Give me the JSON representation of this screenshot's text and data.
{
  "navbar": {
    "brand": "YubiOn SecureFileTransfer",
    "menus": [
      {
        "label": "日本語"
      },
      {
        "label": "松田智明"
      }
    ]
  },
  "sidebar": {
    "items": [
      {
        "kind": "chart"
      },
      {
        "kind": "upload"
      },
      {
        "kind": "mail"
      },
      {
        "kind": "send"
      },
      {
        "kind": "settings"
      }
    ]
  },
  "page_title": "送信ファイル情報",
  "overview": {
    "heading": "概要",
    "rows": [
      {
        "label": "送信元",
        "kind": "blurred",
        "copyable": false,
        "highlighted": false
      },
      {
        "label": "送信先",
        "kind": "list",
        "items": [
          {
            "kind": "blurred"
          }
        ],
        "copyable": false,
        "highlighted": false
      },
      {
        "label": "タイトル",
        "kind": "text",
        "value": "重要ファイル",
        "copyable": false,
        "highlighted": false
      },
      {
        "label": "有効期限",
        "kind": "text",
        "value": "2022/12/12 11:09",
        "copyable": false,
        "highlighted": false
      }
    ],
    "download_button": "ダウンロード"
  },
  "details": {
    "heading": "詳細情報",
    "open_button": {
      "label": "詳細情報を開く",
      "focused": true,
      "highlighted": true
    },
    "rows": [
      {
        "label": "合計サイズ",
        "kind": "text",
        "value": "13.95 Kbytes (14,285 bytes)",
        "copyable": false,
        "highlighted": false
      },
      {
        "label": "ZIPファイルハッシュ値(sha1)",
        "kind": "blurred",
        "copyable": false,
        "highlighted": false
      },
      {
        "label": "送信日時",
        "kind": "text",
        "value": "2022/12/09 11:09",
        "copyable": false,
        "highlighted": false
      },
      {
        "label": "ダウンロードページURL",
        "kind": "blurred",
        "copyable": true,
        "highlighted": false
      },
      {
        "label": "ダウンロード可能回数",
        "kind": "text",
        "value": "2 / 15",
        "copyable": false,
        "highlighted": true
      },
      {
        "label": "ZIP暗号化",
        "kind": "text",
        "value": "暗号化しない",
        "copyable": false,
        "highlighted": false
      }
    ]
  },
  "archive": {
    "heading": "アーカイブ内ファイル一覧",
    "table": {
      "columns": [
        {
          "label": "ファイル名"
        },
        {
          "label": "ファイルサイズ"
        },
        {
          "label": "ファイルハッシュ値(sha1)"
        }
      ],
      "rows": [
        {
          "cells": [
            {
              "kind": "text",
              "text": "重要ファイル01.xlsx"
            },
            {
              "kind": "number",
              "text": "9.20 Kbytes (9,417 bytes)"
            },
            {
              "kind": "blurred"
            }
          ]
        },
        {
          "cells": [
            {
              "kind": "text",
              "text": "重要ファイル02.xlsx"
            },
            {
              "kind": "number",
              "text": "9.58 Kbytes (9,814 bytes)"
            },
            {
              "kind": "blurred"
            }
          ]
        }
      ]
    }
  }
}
---
Given request:
In the entries above, identify every line with the string "true".

Task output:
      "focused": true,
      "highlighted": true
        "copyable": true,
        "highlighted": true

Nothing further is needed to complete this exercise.